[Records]
— start —

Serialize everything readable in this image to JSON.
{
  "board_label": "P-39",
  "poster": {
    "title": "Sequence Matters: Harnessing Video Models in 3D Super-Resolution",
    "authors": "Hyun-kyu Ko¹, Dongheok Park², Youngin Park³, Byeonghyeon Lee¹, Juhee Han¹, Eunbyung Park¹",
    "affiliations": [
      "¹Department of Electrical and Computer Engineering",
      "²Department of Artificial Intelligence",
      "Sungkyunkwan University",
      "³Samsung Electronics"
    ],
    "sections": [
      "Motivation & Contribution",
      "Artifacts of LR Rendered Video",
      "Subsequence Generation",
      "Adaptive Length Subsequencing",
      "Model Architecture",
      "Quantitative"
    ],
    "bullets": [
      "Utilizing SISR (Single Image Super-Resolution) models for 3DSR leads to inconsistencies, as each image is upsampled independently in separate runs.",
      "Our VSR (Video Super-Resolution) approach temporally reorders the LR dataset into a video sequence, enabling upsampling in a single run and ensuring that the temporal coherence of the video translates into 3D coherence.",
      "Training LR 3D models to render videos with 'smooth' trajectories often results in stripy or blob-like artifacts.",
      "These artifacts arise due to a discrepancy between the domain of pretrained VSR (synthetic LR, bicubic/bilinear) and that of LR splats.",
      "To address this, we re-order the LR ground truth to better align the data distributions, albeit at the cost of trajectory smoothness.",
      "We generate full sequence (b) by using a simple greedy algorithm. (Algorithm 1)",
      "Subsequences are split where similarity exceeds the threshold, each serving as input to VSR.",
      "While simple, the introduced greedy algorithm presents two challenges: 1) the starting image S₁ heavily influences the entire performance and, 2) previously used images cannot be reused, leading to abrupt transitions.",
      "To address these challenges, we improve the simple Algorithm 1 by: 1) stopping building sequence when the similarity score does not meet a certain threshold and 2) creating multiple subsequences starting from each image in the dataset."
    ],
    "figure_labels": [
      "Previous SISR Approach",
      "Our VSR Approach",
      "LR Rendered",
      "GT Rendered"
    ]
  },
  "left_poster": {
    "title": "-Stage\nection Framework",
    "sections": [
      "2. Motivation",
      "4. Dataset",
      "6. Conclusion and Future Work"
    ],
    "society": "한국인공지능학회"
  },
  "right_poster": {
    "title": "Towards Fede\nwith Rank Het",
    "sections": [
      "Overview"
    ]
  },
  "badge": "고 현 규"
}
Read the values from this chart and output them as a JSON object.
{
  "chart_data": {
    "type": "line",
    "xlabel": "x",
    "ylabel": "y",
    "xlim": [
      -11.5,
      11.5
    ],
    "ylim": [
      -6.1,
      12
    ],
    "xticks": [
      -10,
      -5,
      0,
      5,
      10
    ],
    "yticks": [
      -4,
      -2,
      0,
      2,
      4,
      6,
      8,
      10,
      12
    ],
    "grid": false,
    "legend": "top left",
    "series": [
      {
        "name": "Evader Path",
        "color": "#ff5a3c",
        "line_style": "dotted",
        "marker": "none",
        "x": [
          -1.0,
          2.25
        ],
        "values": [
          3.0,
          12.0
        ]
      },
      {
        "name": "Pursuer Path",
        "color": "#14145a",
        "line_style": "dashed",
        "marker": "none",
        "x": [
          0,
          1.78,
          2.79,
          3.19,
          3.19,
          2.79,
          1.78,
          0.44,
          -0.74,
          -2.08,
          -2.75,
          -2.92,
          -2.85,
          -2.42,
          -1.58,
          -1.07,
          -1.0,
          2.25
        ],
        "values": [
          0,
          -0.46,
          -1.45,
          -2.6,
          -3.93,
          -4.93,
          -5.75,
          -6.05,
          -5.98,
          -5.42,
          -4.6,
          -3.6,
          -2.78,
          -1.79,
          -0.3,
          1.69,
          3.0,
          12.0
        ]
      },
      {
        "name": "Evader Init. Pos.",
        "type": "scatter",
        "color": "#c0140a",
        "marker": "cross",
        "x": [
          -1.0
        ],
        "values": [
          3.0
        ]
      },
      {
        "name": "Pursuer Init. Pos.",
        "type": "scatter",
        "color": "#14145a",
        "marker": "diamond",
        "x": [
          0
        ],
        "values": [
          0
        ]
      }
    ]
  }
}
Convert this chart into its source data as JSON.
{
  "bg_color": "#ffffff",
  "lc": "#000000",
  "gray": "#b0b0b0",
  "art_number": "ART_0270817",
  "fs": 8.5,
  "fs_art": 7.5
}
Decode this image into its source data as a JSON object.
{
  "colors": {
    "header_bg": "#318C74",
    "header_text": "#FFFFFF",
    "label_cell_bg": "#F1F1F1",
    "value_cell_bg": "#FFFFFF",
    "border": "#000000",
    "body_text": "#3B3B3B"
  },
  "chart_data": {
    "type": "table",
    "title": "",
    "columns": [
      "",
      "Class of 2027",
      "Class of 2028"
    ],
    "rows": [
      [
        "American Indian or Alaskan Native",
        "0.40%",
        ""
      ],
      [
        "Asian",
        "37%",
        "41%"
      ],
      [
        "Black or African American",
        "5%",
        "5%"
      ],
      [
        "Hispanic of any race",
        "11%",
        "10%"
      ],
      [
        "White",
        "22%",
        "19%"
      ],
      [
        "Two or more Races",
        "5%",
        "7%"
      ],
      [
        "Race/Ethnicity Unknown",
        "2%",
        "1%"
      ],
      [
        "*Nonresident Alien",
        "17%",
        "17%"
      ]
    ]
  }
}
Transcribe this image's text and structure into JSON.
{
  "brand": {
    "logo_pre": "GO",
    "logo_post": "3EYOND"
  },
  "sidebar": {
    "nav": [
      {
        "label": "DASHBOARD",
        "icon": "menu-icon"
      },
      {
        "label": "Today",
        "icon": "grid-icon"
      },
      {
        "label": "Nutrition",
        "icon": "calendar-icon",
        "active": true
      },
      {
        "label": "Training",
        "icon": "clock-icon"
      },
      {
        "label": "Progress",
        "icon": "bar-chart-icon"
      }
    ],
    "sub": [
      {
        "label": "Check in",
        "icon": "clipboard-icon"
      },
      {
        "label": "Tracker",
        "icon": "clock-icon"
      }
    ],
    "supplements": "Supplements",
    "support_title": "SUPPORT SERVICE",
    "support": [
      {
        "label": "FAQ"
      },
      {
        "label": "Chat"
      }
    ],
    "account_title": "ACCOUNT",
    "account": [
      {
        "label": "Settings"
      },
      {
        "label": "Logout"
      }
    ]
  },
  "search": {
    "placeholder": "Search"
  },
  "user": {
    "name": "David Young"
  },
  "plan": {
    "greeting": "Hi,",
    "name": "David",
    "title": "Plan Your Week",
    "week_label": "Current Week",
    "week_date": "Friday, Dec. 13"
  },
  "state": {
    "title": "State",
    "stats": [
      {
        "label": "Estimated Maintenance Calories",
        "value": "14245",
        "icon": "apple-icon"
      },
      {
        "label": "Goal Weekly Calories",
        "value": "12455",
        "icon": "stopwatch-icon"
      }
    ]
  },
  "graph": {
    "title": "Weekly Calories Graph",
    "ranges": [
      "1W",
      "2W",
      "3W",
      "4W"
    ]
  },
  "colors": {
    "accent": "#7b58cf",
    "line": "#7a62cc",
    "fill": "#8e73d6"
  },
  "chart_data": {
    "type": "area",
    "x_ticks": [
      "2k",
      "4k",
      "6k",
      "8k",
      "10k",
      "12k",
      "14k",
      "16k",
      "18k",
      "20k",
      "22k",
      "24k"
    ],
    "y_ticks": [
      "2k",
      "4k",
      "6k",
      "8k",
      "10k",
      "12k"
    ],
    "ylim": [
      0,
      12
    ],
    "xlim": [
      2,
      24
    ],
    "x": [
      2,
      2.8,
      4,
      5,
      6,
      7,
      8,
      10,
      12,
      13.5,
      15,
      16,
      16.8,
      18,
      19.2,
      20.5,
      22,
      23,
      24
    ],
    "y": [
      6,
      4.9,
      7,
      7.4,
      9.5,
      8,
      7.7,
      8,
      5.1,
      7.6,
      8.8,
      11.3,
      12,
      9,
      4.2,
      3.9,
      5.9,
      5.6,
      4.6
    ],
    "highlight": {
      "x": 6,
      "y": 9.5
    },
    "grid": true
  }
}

— end —

Collect every line above that contains the word "icon".

        "icon": "menu-icon"
        "icon": "grid-icon"
        "icon": "calendar-icon",
        "icon": "clock-icon"
        "icon": "bar-chart-icon"
        "icon": "clipboard-icon"
        "icon": "clock-icon"
        "icon": "apple-icon"
        "icon": "stopwatch-icon"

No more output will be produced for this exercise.